JOB: Format the entries below as a Markdown table with the columns Row and Line, starting with the first line of the entries and going on through the line containing "stat-value-favorites: 175 xyxy=(553,538,581,554)". Give each line a row number, and leave out any blank lines.
**** RECORDS FOR PROCESSING ****
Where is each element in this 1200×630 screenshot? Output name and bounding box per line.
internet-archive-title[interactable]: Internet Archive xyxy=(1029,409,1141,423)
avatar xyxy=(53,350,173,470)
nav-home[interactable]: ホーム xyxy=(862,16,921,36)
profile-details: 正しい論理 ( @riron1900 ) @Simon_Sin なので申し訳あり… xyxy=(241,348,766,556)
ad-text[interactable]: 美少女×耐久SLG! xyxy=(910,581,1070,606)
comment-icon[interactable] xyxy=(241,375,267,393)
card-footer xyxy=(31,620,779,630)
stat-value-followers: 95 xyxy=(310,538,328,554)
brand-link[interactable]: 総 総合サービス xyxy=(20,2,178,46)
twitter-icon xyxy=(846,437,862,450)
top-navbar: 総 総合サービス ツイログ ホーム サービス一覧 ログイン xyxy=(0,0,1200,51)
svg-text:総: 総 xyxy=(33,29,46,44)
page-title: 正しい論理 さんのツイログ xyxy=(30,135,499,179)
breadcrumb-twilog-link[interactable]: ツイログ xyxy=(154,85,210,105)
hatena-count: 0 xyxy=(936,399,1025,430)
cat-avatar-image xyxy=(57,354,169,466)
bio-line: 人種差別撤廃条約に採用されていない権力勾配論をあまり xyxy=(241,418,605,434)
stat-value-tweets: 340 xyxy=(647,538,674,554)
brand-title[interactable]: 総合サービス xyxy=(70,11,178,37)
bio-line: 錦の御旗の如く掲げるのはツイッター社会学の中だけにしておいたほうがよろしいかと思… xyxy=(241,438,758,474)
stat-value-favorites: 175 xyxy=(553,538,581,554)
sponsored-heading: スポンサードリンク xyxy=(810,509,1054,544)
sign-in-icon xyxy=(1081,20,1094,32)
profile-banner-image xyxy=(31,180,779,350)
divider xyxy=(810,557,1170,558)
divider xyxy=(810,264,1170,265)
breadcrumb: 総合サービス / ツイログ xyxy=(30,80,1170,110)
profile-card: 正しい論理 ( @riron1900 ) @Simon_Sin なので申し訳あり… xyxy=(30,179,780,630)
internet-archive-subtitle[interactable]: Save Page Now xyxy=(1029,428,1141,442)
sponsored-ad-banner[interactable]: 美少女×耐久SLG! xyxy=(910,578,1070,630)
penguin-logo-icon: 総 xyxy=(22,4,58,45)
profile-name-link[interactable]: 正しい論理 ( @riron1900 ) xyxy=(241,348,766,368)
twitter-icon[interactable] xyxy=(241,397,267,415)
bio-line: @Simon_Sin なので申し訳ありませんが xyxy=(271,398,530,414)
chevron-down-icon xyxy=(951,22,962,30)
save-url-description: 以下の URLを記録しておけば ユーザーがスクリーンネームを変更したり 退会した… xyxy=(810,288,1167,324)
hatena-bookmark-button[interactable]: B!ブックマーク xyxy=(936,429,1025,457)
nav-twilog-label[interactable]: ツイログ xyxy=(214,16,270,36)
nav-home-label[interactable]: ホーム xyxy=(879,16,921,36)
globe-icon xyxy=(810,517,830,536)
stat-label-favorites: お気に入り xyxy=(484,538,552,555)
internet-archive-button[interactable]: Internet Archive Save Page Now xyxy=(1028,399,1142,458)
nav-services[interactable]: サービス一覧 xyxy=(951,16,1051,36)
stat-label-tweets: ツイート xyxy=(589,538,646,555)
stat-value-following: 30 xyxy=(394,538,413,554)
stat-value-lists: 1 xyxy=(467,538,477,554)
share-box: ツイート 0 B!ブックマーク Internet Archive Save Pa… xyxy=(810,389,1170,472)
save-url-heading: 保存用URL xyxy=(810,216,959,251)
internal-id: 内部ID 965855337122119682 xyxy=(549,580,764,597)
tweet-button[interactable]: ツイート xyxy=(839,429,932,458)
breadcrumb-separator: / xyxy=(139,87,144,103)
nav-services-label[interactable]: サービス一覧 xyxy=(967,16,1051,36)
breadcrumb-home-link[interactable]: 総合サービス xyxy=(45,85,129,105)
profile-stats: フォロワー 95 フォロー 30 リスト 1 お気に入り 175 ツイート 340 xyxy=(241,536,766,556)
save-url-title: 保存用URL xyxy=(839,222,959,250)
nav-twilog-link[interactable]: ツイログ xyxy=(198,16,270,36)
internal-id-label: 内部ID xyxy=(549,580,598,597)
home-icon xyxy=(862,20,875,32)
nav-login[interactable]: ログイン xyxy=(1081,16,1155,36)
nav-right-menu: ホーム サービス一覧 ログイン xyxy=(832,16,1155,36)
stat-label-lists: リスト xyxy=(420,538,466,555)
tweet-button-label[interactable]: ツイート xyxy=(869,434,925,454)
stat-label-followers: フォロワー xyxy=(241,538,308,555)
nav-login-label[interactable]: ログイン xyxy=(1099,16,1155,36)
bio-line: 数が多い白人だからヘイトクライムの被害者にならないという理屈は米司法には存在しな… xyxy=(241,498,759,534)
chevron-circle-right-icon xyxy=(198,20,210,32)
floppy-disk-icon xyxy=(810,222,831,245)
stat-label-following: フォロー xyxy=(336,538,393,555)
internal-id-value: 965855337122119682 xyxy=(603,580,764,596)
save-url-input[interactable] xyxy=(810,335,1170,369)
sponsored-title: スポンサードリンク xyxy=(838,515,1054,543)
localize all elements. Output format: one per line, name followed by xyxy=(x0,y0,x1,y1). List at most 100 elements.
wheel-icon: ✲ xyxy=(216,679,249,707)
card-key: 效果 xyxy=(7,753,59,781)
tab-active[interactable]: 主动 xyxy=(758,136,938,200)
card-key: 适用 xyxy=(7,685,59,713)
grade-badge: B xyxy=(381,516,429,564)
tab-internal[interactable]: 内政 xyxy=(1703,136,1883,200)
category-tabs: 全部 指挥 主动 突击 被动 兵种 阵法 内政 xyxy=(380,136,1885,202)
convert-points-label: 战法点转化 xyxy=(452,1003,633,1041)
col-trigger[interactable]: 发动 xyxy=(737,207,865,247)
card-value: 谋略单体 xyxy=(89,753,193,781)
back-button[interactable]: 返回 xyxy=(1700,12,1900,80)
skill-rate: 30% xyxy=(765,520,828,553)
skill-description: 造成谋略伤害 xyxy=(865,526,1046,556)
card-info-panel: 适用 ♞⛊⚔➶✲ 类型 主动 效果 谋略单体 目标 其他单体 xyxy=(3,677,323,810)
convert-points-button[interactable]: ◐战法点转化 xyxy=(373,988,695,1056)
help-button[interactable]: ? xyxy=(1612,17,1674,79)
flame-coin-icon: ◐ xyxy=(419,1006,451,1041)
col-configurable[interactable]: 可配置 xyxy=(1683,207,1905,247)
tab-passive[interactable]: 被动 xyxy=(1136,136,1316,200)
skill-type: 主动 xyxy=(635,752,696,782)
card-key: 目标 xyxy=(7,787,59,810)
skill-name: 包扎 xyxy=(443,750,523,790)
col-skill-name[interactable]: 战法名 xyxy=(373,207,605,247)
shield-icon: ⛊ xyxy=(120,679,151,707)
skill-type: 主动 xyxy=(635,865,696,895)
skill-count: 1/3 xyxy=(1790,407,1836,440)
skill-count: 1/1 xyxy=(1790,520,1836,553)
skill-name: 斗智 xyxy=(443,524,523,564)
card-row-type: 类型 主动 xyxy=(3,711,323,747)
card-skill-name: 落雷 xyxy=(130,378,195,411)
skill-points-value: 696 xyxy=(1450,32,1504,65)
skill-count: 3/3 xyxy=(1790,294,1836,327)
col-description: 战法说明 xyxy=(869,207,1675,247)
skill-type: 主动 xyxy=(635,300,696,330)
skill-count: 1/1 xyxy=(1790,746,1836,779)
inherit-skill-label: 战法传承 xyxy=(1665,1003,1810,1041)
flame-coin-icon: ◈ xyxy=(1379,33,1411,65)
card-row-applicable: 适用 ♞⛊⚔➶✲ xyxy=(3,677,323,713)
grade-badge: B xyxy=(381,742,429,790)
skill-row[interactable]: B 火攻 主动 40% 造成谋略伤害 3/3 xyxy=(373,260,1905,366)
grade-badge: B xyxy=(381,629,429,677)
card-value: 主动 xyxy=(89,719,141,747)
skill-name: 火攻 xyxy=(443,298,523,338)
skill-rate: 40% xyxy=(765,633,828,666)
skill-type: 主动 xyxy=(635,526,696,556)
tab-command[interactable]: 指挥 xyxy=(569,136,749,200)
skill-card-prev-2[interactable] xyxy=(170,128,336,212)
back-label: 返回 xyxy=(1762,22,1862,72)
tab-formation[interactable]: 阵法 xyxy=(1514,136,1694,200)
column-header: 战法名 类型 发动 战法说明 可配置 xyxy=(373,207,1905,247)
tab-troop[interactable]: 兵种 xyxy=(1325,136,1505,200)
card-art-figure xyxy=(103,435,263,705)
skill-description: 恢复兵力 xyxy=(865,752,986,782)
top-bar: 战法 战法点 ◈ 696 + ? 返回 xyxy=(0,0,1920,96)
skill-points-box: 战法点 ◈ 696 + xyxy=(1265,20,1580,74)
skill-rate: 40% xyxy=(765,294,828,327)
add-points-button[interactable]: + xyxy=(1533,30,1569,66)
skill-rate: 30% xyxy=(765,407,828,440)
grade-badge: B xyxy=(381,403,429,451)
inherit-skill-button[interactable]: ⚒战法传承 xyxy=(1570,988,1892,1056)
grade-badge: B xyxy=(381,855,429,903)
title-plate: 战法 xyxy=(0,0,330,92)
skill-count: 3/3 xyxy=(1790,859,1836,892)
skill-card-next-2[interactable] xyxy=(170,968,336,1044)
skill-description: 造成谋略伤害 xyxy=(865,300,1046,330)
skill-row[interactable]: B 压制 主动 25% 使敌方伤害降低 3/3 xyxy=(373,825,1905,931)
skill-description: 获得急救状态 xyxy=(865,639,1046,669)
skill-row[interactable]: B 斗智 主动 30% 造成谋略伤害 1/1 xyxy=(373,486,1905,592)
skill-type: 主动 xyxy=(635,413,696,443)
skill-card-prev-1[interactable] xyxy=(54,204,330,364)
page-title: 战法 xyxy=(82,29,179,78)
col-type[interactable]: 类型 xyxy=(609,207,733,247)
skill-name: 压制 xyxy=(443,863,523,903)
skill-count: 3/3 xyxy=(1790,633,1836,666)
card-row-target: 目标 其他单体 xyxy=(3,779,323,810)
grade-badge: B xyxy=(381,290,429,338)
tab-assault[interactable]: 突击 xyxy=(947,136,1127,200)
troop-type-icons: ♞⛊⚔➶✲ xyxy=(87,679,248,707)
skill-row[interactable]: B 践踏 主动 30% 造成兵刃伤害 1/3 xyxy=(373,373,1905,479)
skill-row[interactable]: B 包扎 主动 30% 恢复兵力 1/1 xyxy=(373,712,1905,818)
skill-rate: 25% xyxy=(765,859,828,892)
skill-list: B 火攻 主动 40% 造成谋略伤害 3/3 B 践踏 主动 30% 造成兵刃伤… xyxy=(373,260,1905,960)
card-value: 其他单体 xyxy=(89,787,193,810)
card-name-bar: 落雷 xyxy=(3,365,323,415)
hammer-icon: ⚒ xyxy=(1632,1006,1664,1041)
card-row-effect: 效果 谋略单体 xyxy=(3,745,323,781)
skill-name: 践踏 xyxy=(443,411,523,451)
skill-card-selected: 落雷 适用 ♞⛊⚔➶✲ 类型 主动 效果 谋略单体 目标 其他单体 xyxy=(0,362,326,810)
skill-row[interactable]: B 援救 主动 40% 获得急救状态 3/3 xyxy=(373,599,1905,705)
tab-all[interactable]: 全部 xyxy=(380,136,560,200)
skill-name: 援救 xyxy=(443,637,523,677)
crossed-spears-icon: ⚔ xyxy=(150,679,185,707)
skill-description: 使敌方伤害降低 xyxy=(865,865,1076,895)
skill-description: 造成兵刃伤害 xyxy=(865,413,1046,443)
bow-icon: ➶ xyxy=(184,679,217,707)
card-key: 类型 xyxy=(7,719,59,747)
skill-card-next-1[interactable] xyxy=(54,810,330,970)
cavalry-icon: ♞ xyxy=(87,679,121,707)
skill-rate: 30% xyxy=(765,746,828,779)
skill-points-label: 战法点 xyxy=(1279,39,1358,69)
****
CORRECT OUTPUT:
| Row | Line |
|---|---|
| 1 | Where is each element in this 1200×630 screenshot? Output name and bounding box per line. |
| 2 | internet-archive-title[interactable]: Internet Archive xyxy=(1029,409,1141,423) |
| 3 | avatar xyxy=(53,350,173,470) |
| 4 | nav-home[interactable]: ホーム xyxy=(862,16,921,36) |
| 5 | profile-details: 正しい論理 ( @riron1900 ) @Simon_Sin なので申し訳あり… xyxy=(241,348,766,556) |
| 6 | ad-text[interactable]: 美少女×耐久SLG! xyxy=(910,581,1070,606) |
| 7 | comment-icon[interactable] xyxy=(241,375,267,393) |
| 8 | card-footer xyxy=(31,620,779,630) |
| 9 | stat-value-followers: 95 xyxy=(310,538,328,554) |
| 10 | brand-link[interactable]: 総 総合サービス xyxy=(20,2,178,46) |
| 11 | twitter-icon xyxy=(846,437,862,450) |
| 12 | top-navbar: 総 総合サービス ツイログ ホーム サービス一覧 ログイン xyxy=(0,0,1200,51) |
| 13 | svg-text:総: 総 xyxy=(33,29,46,44) |
| 14 | page-title: 正しい論理 さんのツイログ xyxy=(30,135,499,179) |
| 15 | breadcrumb-twilog-link[interactable]: ツイログ xyxy=(154,85,210,105) |
| 16 | hatena-count: 0 xyxy=(936,399,1025,430) |
| 17 | cat-avatar-image xyxy=(57,354,169,466) |
| 18 | bio-line: 人種差別撤廃条約に採用されていない権力勾配論をあまり xyxy=(241,418,605,434) |
| 19 | stat-value-tweets: 340 xyxy=(647,538,674,554) |
| 20 | brand-title[interactable]: 総合サービス xyxy=(70,11,178,37) |
| 21 | bio-line: 錦の御旗の如く掲げるのはツイッター社会学の中だけにしておいたほうがよろしいかと思… xyxy=(241,438,758,474) |
| 22 | stat-value-favorites: 175 xyxy=(553,538,581,554) |